Material for this exercise
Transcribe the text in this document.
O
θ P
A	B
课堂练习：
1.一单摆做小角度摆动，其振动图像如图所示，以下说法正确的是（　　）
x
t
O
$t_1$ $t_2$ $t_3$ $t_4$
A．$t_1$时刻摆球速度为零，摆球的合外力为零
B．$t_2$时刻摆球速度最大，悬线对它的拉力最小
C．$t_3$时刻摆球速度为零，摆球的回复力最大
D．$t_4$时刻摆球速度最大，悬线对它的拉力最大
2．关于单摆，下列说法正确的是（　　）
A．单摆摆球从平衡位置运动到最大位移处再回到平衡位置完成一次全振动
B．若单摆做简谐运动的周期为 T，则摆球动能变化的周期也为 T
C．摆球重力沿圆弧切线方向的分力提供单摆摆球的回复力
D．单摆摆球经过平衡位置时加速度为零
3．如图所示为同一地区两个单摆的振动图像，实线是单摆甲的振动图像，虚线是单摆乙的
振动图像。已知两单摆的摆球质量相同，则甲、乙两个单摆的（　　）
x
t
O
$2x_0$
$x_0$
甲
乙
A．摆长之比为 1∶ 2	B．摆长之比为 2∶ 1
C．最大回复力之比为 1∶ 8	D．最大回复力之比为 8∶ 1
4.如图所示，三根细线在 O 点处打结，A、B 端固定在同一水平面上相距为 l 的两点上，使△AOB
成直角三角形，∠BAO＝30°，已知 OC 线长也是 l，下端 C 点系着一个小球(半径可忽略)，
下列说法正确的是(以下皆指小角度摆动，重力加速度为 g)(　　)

Task directions
The answer is a single number, the count of lines in the records that contain the string "时刻摆球速度最大".

Response for this exercise
2